STATED EXERCISE
Repeat every record below exactly as it appears.

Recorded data
-*-*-

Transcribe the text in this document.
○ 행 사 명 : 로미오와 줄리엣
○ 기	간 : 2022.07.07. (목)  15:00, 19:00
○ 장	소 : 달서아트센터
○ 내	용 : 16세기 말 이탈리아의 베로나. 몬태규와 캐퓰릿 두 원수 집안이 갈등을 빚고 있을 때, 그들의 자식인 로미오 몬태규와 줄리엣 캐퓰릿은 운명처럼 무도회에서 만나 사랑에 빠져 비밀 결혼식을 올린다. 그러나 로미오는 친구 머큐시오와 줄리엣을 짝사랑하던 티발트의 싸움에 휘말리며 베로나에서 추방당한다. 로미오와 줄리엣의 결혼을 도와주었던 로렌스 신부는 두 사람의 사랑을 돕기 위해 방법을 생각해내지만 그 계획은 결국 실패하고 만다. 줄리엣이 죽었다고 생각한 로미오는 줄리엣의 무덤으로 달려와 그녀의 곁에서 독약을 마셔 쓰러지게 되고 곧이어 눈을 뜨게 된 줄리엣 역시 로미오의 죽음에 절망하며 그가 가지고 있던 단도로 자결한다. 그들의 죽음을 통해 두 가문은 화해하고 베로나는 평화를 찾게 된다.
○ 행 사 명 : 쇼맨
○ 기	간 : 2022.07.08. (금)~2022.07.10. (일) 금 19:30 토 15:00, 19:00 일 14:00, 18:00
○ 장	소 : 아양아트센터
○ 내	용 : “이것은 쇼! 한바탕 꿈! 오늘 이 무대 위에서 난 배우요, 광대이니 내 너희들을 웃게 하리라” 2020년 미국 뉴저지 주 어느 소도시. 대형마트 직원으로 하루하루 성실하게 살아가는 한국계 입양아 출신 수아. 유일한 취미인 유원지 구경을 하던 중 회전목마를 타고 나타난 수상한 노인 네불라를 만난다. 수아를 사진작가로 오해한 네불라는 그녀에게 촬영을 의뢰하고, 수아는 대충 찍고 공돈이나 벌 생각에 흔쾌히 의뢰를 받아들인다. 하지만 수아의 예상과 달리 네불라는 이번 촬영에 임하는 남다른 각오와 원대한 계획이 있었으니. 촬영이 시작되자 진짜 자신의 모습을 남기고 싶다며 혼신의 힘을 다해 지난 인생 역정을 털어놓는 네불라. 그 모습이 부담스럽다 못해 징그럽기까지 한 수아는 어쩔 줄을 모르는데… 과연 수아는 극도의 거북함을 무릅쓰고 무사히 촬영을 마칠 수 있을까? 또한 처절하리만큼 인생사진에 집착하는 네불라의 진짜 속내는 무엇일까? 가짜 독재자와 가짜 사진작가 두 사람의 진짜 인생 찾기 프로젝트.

-*-*-

COMPLETED TASK
Transcribe the text in this document.
○ 행 사 명 : 로미오와 줄리엣
○ 기	간 : 2022.07.07. (목)  15:00, 19:00
○ 장	소 : 달서아트센터
○ 내	용 : 16세기 말 이탈리아의 베로나. 몬태규와 캐퓰릿 두 원수 집안이 갈등을 빚고 있을 때, 그들의 자식인 로미오 몬태규와 줄리엣 캐퓰릿은 운명처럼 무도회에서 만나 사랑에 빠져 비밀 결혼식을 올린다. 그러나 로미오는 친구 머큐시오와 줄리엣을 짝사랑하던 티발트의 싸움에 휘말리며 베로나에서 추방당한다. 로미오와 줄리엣의 결혼을 도와주었던 로렌스 신부는 두 사람의 사랑을 돕기 위해 방법을 생각해내지만 그 계획은 결국 실패하고 만다. 줄리엣이 죽었다고 생각한 로미오는 줄리엣의 무덤으로 달려와 그녀의 곁에서 독약을 마셔 쓰러지게 되고 곧이어 눈을 뜨게 된 줄리엣 역시 로미오의 죽음에 절망하며 그가 가지고 있던 단도로 자결한다. 그들의 죽음을 통해 두 가문은 화해하고 베로나는 평화를 찾게 된다.
○ 행 사 명 : 쇼맨
○ 기	간 : 2022.07.08. (금)~2022.07.10. (일) 금 19:30 토 15:00, 19:00 일 14:00, 18:00
○ 장	소 : 아양아트센터
○ 내	용 : “이것은 쇼! 한바탕 꿈! 오늘 이 무대 위에서 난 배우요, 광대이니 내 너희들을 웃게 하리라” 2020년 미국 뉴저지 주 어느 소도시. 대형마트 직원으로 하루하루 성실하게 살아가는 한국계 입양아 출신 수아. 유일한 취미인 유원지 구경을 하던 중 회전목마를 타고 나타난 수상한 노인 네불라를 만난다. 수아를 사진작가로 오해한 네불라는 그녀에게 촬영을 의뢰하고, 수아는 대충 찍고 공돈이나 벌 생각에 흔쾌히 의뢰를 받아들인다. 하지만 수아의 예상과 달리 네불라는 이번 촬영에 임하는 남다른 각오와 원대한 계획이 있었으니. 촬영이 시작되자 진짜 자신의 모습을 남기고 싶다며 혼신의 힘을 다해 지난 인생 역정을 털어놓는 네불라. 그 모습이 부담스럽다 못해 징그럽기까지 한 수아는 어쩔 줄을 모르는데… 과연 수아는 극도의 거북함을 무릅쓰고 무사히 촬영을 마칠 수 있을까? 또한 처절하리만큼 인생사진에 집착하는 네불라의 진짜 속내는 무엇일까? 가짜 독재자와 가짜 사진작가 두 사람의 진짜 인생 찾기 프로젝트.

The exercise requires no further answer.